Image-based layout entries

(begin)

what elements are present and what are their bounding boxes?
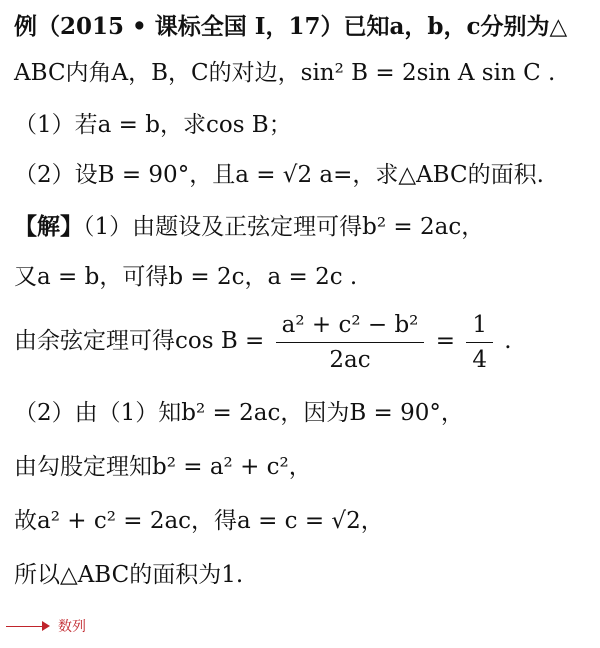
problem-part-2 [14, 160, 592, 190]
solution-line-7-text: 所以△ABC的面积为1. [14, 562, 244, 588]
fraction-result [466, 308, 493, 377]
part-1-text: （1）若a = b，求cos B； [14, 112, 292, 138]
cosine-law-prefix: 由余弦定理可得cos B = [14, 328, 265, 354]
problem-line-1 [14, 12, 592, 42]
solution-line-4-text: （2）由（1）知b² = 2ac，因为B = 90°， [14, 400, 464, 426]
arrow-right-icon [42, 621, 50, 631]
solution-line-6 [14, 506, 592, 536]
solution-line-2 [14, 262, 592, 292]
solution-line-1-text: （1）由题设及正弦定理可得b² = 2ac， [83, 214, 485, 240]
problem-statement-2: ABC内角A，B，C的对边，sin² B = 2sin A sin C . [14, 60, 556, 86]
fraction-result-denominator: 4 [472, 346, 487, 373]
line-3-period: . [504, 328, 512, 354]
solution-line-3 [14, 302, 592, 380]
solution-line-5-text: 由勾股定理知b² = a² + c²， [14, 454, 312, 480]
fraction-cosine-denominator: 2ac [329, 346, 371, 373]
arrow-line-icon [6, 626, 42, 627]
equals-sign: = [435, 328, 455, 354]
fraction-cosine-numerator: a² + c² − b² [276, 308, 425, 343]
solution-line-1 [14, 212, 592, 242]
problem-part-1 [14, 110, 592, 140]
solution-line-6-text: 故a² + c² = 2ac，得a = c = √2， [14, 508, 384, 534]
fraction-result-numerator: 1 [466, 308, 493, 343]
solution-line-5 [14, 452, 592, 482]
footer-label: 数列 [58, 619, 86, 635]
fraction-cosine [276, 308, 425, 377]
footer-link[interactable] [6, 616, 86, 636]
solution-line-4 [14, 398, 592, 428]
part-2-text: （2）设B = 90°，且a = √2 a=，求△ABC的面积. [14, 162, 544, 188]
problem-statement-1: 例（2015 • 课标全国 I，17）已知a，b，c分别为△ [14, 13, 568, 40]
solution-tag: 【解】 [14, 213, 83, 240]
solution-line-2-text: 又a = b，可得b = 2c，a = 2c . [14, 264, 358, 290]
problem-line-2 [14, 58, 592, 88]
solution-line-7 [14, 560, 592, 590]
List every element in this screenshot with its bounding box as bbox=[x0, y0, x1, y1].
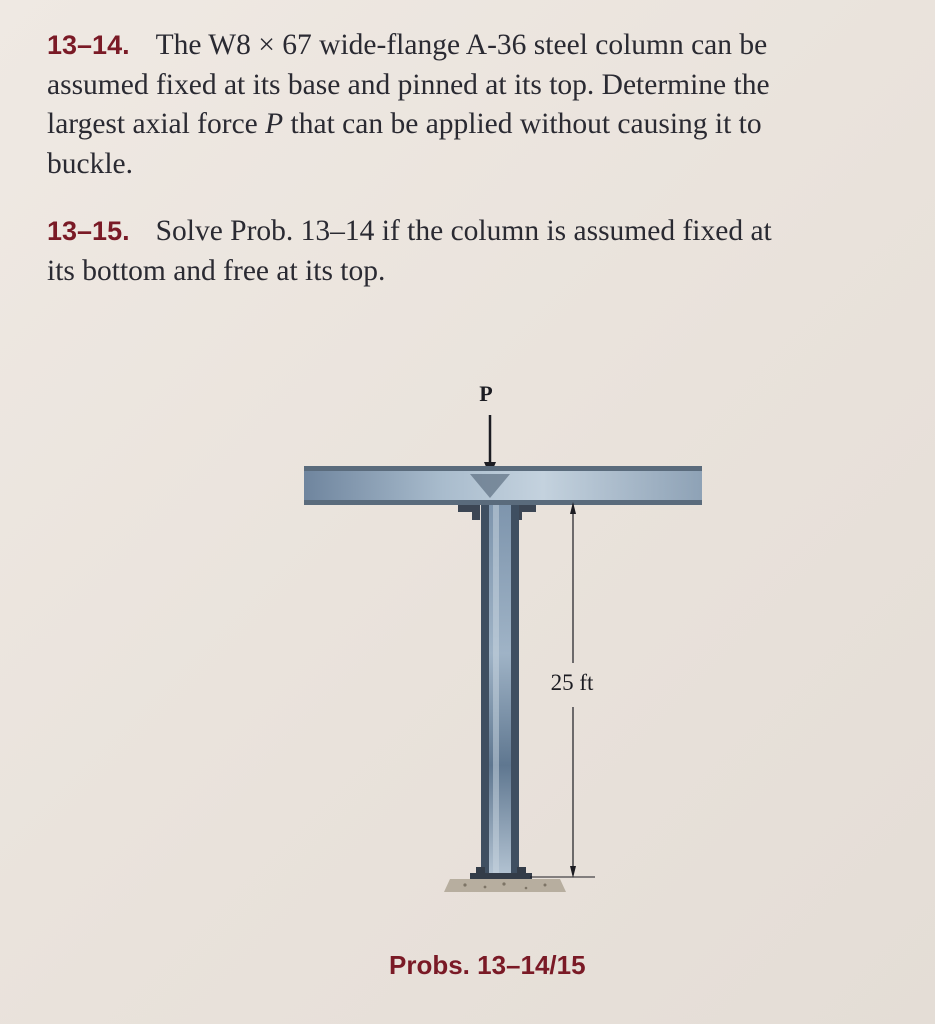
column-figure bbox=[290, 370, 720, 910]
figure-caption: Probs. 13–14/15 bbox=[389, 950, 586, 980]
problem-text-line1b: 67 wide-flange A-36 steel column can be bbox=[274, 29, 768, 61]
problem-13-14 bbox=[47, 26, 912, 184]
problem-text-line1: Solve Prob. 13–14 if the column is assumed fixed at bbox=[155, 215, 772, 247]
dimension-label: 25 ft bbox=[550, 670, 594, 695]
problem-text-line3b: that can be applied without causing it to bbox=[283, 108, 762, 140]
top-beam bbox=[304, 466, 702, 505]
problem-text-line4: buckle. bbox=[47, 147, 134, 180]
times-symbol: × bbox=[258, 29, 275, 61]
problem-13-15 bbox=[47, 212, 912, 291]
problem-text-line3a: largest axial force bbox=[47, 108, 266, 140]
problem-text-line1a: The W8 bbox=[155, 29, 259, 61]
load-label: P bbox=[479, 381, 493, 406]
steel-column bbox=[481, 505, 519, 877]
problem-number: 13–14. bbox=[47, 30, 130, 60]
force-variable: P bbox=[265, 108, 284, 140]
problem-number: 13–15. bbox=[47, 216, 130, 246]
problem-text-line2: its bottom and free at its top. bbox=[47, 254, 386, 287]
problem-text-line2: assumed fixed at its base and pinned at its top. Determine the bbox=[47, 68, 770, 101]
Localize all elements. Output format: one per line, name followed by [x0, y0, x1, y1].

(end)

- Aim of the exercise: Copy the lines above verbatim, starting at the line containing "problem-part-2 [14, 160, 592, 190]" and ending with the line containing "fraction-cosine-denominator: 2ac [329, 346, 371, 373]", both included.

- Response to this task:
problem-part-2 [14, 160, 592, 190]
solution-line-7-text: 所以△ABC的面积为1. [14, 562, 244, 588]
fraction-result [466, 308, 493, 377]
part-1-text: （1）若a = b，求cos B； [14, 112, 292, 138]
cosine-law-prefix: 由余弦定理可得cos B = [14, 328, 265, 354]
problem-line-1 [14, 12, 592, 42]
solution-line-4-text: （2）由（1）知b² = 2ac，因为B = 90°， [14, 400, 464, 426]
arrow-right-icon [42, 621, 50, 631]
solution-line-6 [14, 506, 592, 536]
solution-line-2 [14, 262, 592, 292]
solution-line-1-text: （1）由题设及正弦定理可得b² = 2ac， [83, 214, 485, 240]
problem-statement-2: ABC内角A，B，C的对边，sin² B = 2sin A sin C . [14, 60, 556, 86]
fraction-result-denominator: 4 [472, 346, 487, 373]
line-3-period: . [504, 328, 512, 354]
solution-line-3 [14, 302, 592, 380]
solution-line-5-text: 由勾股定理知b² = a² + c²， [14, 454, 312, 480]
fraction-cosine-denominator: 2ac [329, 346, 371, 373]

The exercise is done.